Requirement
Copy out the listing below word for word, keeping every line and its order unchanged.

Data shown
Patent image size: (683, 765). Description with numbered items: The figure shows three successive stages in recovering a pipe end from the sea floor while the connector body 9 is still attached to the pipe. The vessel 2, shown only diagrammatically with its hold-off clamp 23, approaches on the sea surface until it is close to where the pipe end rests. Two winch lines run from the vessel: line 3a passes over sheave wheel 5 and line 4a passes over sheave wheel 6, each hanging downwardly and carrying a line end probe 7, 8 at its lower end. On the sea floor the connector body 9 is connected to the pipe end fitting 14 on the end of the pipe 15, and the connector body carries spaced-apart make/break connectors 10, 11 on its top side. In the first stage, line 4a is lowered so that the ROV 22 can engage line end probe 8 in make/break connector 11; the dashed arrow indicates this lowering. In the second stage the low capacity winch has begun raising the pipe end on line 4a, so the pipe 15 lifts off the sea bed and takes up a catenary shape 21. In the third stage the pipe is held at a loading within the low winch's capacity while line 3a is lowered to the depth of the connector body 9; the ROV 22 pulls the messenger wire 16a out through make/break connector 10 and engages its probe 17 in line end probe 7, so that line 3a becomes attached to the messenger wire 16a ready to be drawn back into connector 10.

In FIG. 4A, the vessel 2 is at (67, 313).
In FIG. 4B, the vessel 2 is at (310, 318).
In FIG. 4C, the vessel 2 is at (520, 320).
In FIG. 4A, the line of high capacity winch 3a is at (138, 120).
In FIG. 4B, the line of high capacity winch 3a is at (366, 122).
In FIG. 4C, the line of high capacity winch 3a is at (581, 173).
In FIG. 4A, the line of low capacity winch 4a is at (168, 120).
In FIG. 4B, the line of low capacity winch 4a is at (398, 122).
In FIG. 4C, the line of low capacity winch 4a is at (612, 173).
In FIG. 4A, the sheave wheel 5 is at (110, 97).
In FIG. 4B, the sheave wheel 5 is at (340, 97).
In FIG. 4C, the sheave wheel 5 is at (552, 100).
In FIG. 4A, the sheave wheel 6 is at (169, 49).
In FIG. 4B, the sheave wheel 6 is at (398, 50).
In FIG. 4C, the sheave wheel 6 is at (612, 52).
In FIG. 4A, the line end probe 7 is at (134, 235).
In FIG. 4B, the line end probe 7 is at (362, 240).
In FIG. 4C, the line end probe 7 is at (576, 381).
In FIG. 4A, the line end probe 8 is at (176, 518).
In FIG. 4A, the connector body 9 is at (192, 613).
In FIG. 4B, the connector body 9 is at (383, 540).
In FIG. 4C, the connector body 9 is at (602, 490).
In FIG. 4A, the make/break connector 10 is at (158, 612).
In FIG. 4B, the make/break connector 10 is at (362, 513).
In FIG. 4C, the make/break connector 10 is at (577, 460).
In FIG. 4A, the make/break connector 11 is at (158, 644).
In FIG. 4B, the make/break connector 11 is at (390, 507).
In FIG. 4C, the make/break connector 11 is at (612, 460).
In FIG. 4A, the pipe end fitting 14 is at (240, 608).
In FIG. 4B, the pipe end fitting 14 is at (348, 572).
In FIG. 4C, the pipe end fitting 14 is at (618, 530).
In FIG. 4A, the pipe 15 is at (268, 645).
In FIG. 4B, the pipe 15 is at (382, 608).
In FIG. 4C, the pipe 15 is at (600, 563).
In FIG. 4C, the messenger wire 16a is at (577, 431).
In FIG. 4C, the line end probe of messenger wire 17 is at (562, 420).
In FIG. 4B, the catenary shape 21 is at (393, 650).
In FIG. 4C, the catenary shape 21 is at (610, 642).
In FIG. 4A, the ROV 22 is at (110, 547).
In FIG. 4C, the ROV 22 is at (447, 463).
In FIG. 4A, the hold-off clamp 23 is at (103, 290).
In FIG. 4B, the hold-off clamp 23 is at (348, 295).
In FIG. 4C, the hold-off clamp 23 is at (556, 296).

Final result
Patent image size: (683, 765). Description with numbered items: The figure shows three successive stages in recovering a pipe end from the sea floor while the connector body 9 is still attached to the pipe. The vessel 2, shown only diagrammatically with its hold-off clamp 23, approaches on the sea surface until it is close to where the pipe end rests. Two winch lines run from the vessel: line 3a passes over sheave wheel 5 and line 4a passes over sheave wheel 6, each hanging downwardly and carrying a line end probe 7, 8 at its lower end. On the sea floor the connector body 9 is connected to the pipe end fitting 14 on the end of the pipe 15, and the connector body carries spaced-apart make/break connectors 10, 11 on its top side. In the first stage, line 4a is lowered so that the ROV 22 can engage line end probe 8 in make/break connector 11; the dashed arrow indicates this lowering. In the second stage the low capacity winch has begun raising the pipe end on line 4a, so the pipe 15 lifts off the sea bed and takes up a catenary shape 21. In the third stage the pipe is held at a loading within the low winch's capacity while line 3a is lowered to the depth of the connector body 9; the ROV 22 pulls the messenger wire 16a out through make/break connector 10 and engages its probe 17 in line end probe 7, so that line 3a becomes attached to the messenger wire 16a ready to be drawn back into connector 10.

In FIG. 4A, the vessel 2 is at (67, 313).
In FIG. 4B, the vessel 2 is at (310, 318).
In FIG. 4C, the vessel 2 is at (520, 320).
In FIG. 4A, the line of high capacity winch 3a is at (138, 120).
In FIG. 4B, the line of high capacity winch 3a is at (366, 122).
In FIG. 4C, the line of high capacity winch 3a is at (581, 173).
In FIG. 4A, the line of low capacity winch 4a is at (168, 120).
In FIG. 4B, the line of low capacity winch 4a is at (398, 122).
In FIG. 4C, the line of low capacity winch 4a is at (612, 173).
In FIG. 4A, the sheave wheel 5 is at (110, 97).
In FIG. 4B, the sheave wheel 5 is at (340, 97).
In FIG. 4C, the sheave wheel 5 is at (552, 100).
In FIG. 4A, the sheave wheel 6 is at (169, 49).
In FIG. 4B, the sheave wheel 6 is at (398, 50).
In FIG. 4C, the sheave wheel 6 is at (612, 52).
In FIG. 4A, the line end probe 7 is at (134, 235).
In FIG. 4B, the line end probe 7 is at (362, 240).
In FIG. 4C, the line end probe 7 is at (576, 381).
In FIG. 4A, the line end probe 8 is at (176, 518).
In FIG. 4A, the connector body 9 is at (192, 613).
In FIG. 4B, the connector body 9 is at (383, 540).
In FIG. 4C, the connector body 9 is at (602, 490).
In FIG. 4A, the make/break connector 10 is at (158, 612).
In FIG. 4B, the make/break connector 10 is at (362, 513).
In FIG. 4C, the make/break connector 10 is at (577, 460).
In FIG. 4A, the make/break connector 11 is at (158, 644).
In FIG. 4B, the make/break connector 11 is at (390, 507).
In FIG. 4C, the make/break connector 11 is at (612, 460).
In FIG. 4A, the pipe end fitting 14 is at (240, 608).
In FIG. 4B, the pipe end fitting 14 is at (348, 572).
In FIG. 4C, the pipe end fitting 14 is at (618, 530).
In FIG. 4A, the pipe 15 is at (268, 645).
In FIG. 4B, the pipe 15 is at (382, 608).
In FIG. 4C, the pipe 15 is at (600, 563).
In FIG. 4C, the messenger wire 16a is at (577, 431).
In FIG. 4C, the line end probe of messenger wire 17 is at (562, 420).
In FIG. 4B, the catenary shape 21 is at (393, 650).
In FIG. 4C, the catenary shape 21 is at (610, 642).
In FIG. 4A, the ROV 22 is at (110, 547).
In FIG. 4C, the ROV 22 is at (447, 463).
In FIG. 4A, the hold-off clamp 23 is at (103, 290).
In FIG. 4B, the hold-off clamp 23 is at (348, 295).
In FIG. 4C, the hold-off clamp 23 is at (556, 296).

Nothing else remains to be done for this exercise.